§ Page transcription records
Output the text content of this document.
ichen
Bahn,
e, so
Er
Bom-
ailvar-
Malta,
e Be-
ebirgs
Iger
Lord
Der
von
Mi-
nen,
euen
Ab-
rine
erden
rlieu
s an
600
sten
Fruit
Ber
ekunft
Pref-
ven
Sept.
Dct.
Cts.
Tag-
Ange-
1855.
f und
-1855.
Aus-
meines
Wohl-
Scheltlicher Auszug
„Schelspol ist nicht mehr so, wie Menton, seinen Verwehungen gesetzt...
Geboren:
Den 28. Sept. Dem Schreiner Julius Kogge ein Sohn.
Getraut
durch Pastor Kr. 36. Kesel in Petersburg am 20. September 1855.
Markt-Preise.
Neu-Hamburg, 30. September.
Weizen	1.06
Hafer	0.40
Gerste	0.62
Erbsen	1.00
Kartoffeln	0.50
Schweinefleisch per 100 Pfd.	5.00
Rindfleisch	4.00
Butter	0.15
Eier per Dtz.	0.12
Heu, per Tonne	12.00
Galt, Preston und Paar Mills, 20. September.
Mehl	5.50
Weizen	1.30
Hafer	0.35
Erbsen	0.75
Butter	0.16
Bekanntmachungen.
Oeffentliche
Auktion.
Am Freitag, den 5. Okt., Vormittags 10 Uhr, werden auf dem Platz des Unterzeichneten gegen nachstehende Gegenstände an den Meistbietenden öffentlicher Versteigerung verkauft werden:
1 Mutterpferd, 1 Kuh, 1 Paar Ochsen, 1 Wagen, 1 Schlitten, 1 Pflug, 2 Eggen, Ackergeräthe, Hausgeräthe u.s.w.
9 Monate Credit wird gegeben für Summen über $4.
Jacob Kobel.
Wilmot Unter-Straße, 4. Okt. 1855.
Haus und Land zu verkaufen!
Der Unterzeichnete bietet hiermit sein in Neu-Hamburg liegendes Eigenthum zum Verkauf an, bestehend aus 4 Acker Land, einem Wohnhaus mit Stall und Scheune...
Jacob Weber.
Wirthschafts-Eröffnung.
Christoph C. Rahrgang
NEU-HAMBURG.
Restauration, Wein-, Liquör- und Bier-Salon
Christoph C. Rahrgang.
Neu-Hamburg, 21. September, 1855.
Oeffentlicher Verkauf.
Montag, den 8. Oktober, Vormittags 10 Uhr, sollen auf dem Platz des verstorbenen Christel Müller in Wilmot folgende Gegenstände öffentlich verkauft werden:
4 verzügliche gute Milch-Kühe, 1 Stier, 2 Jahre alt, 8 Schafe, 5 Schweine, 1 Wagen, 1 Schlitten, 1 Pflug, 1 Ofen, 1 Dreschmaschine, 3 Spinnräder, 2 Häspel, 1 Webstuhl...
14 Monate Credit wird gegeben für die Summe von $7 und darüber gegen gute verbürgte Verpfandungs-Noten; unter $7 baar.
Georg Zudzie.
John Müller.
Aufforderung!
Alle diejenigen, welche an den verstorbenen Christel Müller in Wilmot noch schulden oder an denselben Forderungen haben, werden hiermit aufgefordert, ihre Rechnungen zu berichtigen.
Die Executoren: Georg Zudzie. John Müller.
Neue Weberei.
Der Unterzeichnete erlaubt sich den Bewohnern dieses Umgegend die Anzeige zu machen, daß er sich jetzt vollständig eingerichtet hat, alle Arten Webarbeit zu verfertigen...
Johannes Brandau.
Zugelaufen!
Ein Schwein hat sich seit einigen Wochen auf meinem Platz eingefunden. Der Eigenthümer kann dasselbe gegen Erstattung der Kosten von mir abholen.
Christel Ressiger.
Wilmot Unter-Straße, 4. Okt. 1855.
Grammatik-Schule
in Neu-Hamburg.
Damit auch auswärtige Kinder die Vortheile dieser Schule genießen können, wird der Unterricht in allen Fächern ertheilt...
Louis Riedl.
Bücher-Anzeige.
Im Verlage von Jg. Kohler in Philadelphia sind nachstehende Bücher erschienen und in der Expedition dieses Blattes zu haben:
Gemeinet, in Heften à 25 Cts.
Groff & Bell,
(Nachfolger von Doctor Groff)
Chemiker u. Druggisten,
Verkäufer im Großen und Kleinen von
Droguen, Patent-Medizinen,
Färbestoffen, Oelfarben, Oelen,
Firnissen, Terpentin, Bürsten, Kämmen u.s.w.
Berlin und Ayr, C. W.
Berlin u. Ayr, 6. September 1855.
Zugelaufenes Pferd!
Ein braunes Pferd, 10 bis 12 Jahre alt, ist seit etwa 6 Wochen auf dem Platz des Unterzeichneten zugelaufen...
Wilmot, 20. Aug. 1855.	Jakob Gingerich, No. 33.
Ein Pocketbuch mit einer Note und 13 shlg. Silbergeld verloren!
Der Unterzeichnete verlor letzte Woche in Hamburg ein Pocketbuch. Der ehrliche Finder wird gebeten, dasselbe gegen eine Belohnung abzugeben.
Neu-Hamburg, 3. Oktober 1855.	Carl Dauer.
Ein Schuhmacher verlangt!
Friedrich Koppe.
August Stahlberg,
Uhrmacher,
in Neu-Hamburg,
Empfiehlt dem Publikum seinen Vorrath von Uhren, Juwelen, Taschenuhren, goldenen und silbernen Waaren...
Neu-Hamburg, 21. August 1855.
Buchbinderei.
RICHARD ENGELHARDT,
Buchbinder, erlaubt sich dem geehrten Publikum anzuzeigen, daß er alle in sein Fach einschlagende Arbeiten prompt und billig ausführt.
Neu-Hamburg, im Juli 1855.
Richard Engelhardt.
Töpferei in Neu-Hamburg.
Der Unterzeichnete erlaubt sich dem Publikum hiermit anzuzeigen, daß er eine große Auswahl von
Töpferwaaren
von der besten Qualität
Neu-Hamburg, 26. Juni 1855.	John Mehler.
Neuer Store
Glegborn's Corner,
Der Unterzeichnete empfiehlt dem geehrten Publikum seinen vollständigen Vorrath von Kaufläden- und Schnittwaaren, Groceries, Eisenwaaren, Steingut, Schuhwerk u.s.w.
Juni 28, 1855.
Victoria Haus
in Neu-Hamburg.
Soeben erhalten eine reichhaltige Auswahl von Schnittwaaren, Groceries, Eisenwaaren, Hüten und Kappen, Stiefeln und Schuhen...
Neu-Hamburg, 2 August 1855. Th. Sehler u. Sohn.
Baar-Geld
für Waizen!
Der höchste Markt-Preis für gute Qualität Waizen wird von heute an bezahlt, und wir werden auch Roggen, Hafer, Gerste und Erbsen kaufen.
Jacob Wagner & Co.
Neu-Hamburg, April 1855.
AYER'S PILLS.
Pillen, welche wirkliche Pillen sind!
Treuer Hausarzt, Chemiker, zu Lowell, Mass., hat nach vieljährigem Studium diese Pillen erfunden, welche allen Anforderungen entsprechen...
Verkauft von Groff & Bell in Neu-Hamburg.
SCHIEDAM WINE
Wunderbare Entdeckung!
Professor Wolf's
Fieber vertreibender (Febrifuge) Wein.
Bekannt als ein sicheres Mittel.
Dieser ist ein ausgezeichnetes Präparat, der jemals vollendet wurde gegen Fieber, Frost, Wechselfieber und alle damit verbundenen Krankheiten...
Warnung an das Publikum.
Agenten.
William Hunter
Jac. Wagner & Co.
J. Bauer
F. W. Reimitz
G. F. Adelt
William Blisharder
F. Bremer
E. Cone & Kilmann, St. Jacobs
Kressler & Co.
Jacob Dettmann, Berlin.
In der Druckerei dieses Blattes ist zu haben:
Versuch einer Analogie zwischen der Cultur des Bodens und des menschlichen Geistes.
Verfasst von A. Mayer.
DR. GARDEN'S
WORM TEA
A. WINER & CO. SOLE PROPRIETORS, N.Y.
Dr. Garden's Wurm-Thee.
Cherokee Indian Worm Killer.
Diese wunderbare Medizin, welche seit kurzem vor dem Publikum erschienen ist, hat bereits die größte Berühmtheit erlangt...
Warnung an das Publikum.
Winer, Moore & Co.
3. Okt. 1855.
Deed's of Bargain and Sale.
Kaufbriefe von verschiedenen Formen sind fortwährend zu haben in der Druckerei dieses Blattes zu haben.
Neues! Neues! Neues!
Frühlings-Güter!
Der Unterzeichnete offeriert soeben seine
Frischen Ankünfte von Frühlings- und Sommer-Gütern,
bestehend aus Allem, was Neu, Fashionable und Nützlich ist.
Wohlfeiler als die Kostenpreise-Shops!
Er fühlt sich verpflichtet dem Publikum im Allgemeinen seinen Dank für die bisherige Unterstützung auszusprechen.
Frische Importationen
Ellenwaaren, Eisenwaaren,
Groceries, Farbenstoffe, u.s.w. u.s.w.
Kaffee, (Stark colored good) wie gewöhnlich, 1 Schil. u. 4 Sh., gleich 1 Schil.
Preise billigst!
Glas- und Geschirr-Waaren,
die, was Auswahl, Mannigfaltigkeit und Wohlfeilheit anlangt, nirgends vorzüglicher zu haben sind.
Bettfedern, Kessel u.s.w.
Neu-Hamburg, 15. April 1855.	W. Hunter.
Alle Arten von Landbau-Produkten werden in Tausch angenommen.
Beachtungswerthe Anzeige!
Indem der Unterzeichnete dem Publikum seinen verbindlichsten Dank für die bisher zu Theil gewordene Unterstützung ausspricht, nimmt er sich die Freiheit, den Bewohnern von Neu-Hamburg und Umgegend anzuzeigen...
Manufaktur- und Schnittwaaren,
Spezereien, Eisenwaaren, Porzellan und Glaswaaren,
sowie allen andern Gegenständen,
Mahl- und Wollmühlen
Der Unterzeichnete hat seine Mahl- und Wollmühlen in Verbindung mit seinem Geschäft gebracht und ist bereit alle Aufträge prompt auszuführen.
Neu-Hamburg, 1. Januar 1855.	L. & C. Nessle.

§ Exercise
Your task is to copy every line in the entries that holds the string "Markt".

§ Reply
Markt-Preise.
Der höchste Markt-Preis für gute Qualität Waizen wird von heute an bezahlt, und wir werden auch Roggen, Hafer, Gerste und Erbsen kaufen.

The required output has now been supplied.